WHAT TO WORK ON:
Transcribe the records in full, keeping every character as it is.

RAW DATA:
───

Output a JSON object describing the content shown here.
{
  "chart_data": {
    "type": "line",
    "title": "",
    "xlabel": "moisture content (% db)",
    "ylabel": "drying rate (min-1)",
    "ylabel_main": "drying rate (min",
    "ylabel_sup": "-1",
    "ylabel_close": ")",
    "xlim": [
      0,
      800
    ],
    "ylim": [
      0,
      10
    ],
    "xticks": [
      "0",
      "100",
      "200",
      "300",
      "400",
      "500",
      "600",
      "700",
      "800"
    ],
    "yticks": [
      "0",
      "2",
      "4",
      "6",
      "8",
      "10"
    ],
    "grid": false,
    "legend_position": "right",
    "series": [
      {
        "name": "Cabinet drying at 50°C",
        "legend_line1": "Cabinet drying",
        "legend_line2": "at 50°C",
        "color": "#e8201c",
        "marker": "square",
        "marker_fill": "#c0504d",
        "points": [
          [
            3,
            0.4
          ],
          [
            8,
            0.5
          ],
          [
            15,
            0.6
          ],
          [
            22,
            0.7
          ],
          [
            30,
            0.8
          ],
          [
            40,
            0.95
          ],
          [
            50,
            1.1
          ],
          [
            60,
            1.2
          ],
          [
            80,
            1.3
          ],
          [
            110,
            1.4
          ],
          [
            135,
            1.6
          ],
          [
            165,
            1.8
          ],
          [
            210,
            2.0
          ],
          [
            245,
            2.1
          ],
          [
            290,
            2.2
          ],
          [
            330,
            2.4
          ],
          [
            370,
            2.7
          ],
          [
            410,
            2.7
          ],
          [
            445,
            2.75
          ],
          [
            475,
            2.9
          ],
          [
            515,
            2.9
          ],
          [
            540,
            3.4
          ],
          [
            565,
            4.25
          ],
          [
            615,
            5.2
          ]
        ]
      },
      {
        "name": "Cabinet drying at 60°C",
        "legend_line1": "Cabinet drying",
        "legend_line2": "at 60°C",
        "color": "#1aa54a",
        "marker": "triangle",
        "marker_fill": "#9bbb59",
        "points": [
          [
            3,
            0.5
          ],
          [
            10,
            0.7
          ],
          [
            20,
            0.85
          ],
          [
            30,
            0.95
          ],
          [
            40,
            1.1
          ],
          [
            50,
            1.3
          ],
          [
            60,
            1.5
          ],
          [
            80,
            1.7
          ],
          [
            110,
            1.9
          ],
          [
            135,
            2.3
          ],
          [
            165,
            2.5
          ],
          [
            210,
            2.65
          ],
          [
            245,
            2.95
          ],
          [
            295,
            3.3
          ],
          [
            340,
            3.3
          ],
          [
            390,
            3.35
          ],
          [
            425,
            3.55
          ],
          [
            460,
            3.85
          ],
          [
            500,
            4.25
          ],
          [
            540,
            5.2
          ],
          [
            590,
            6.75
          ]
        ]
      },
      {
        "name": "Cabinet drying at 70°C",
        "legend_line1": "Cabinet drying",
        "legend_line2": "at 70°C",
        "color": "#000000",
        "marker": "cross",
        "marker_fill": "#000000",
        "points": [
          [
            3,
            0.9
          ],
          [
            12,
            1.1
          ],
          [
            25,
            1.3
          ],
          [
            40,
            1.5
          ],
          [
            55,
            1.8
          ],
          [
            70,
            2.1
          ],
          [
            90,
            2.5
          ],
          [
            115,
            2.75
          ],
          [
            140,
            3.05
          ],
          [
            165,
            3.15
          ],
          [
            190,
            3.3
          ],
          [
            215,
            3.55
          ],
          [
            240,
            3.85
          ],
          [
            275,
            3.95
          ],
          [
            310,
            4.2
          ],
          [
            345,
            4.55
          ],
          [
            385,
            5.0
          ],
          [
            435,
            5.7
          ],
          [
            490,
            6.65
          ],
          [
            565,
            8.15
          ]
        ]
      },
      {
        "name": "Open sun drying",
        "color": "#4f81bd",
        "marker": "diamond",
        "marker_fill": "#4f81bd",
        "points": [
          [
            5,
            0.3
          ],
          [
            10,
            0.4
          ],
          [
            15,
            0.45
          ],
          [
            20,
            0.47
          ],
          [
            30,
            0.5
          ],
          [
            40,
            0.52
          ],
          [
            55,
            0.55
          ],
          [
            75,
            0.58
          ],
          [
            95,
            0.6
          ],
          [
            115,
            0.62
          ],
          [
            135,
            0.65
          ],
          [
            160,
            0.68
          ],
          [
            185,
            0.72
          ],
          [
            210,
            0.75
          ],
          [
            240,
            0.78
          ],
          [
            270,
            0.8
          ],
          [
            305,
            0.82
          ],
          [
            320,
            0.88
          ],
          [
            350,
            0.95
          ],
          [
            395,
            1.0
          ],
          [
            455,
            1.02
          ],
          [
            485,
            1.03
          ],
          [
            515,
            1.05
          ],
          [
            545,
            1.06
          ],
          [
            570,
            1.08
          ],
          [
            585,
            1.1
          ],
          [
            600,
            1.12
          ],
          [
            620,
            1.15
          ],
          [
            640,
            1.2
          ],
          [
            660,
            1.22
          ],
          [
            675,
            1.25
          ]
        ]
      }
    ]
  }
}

───

TASK ANSWER:
Output a JSON object describing the content shown here.
{
  "chart_data": {
    "type": "line",
    "title": "",
    "xlabel": "moisture content (% db)",
    "ylabel": "drying rate (min-1)",
    "ylabel_main": "drying rate (min",
    "ylabel_sup": "-1",
    "ylabel_close": ")",
    "xlim": [
      0,
      800
    ],
    "ylim": [
      0,
      10
    ],
    "xticks": [
      "0",
      "100",
      "200",
      "300",
      "400",
      "500",
      "600",
      "700",
      "800"
    ],
    "yticks": [
      "0",
      "2",
      "4",
      "6",
      "8",
      "10"
    ],
    "grid": false,
    "legend_position": "right",
    "series": [
      {
        "name": "Cabinet drying at 50°C",
        "legend_line1": "Cabinet drying",
        "legend_line2": "at 50°C",
        "color": "#e8201c",
        "marker": "square",
        "marker_fill": "#c0504d",
        "points": [
          [
            3,
            0.4
          ],
          [
            8,
            0.5
          ],
          [
            15,
            0.6
          ],
          [
            22,
            0.7
          ],
          [
            30,
            0.8
          ],
          [
            40,
            0.95
          ],
          [
            50,
            1.1
          ],
          [
            60,
            1.2
          ],
          [
            80,
            1.3
          ],
          [
            110,
            1.4
          ],
          [
            135,
            1.6
          ],
          [
            165,
            1.8
          ],
          [
            210,
            2.0
          ],
          [
            245,
            2.1
          ],
          [
            290,
            2.2
          ],
          [
            330,
            2.4
          ],
          [
            370,
            2.7
          ],
          [
            410,
            2.7
          ],
          [
            445,
            2.75
          ],
          [
            475,
            2.9
          ],
          [
            515,
            2.9
          ],
          [
            540,
            3.4
          ],
          [
            565,
            4.25
          ],
          [
            615,
            5.2
          ]
        ]
      },
      {
        "name": "Cabinet drying at 60°C",
        "legend_line1": "Cabinet drying",
        "legend_line2": "at 60°C",
        "color": "#1aa54a",
        "marker": "triangle",
        "marker_fill": "#9bbb59",
        "points": [
          [
            3,
            0.5
          ],
          [
            10,
            0.7
          ],
          [
            20,
            0.85
          ],
          [
            30,
            0.95
          ],
          [
            40,
            1.1
          ],
          [
            50,
            1.3
          ],
          [
            60,
            1.5
          ],
          [
            80,
            1.7
          ],
          [
            110,
            1.9
          ],
          [
            135,
            2.3
          ],
          [
            165,
            2.5
          ],
          [
            210,
            2.65
          ],
          [
            245,
            2.95
          ],
          [
            295,
            3.3
          ],
          [
            340,
            3.3
          ],
          [
            390,
            3.35
          ],
          [
            425,
            3.55
          ],
          [
            460,
            3.85
          ],
          [
            500,
            4.25
          ],
          [
            540,
            5.2
          ],
          [
            590,
            6.75
          ]
        ]
      },
      {
        "name": "Cabinet drying at 70°C",
        "legend_line1": "Cabinet drying",
        "legend_line2": "at 70°C",
        "color": "#000000",
        "marker": "cross",
        "marker_fill": "#000000",
        "points": [
          [
            3,
            0.9
          ],
          [
            12,
            1.1
          ],
          [
            25,
            1.3
          ],
          [
            40,
            1.5
          ],
          [
            55,
            1.8
          ],
          [
            70,
            2.1
          ],
          [
            90,
            2.5
          ],
          [
            115,
            2.75
          ],
          [
            140,
            3.05
          ],
          [
            165,
            3.15
          ],
          [
            190,
            3.3
          ],
          [
            215,
            3.55
          ],
          [
            240,
            3.85
          ],
          [
            275,
            3.95
          ],
          [
            310,
            4.2
          ],
          [
            345,
            4.55
          ],
          [
            385,
            5.0
          ],
          [
            435,
            5.7
          ],
          [
            490,
            6.65
          ],
          [
            565,
            8.15
          ]
        ]
      },
      {
        "name": "Open sun drying",
        "color": "#4f81bd",
        "marker": "diamond",
        "marker_fill": "#4f81bd",
        "points": [
          [
            5,
            0.3
          ],
          [
            10,
            0.4
          ],
          [
            15,
            0.45
          ],
          [
            20,
            0.47
          ],
          [
            30,
            0.5
          ],
          [
            40,
            0.52
          ],
          [
            55,
            0.55
          ],
          [
            75,
            0.58
          ],
          [
            95,
            0.6
          ],
          [
            115,
            0.62
          ],
          [
            135,
            0.65
          ],
          [
            160,
            0.68
          ],
          [
            185,
            0.72
          ],
          [
            210,
            0.75
          ],
          [
            240,
            0.78
          ],
          [
            270,
            0.8
          ],
          [
            305,
            0.82
          ],
          [
            320,
            0.88
          ],
          [
            350,
            0.95
          ],
          [
            395,
            1.0
          ],
          [
            455,
            1.02
          ],
          [
            485,
            1.03
          ],
          [
            515,
            1.05
          ],
          [
            545,
            1.06
          ],
          [
            570,
            1.08
          ],
          [
            585,
            1.1
          ],
          [
            600,
            1.12
          ],
          [
            620,
            1.15
          ],
          [
            640,
            1.2
          ],
          [
            660,
            1.22
          ],
          [
            675,
            1.25
          ]
        ]
      }
    ]
  }
}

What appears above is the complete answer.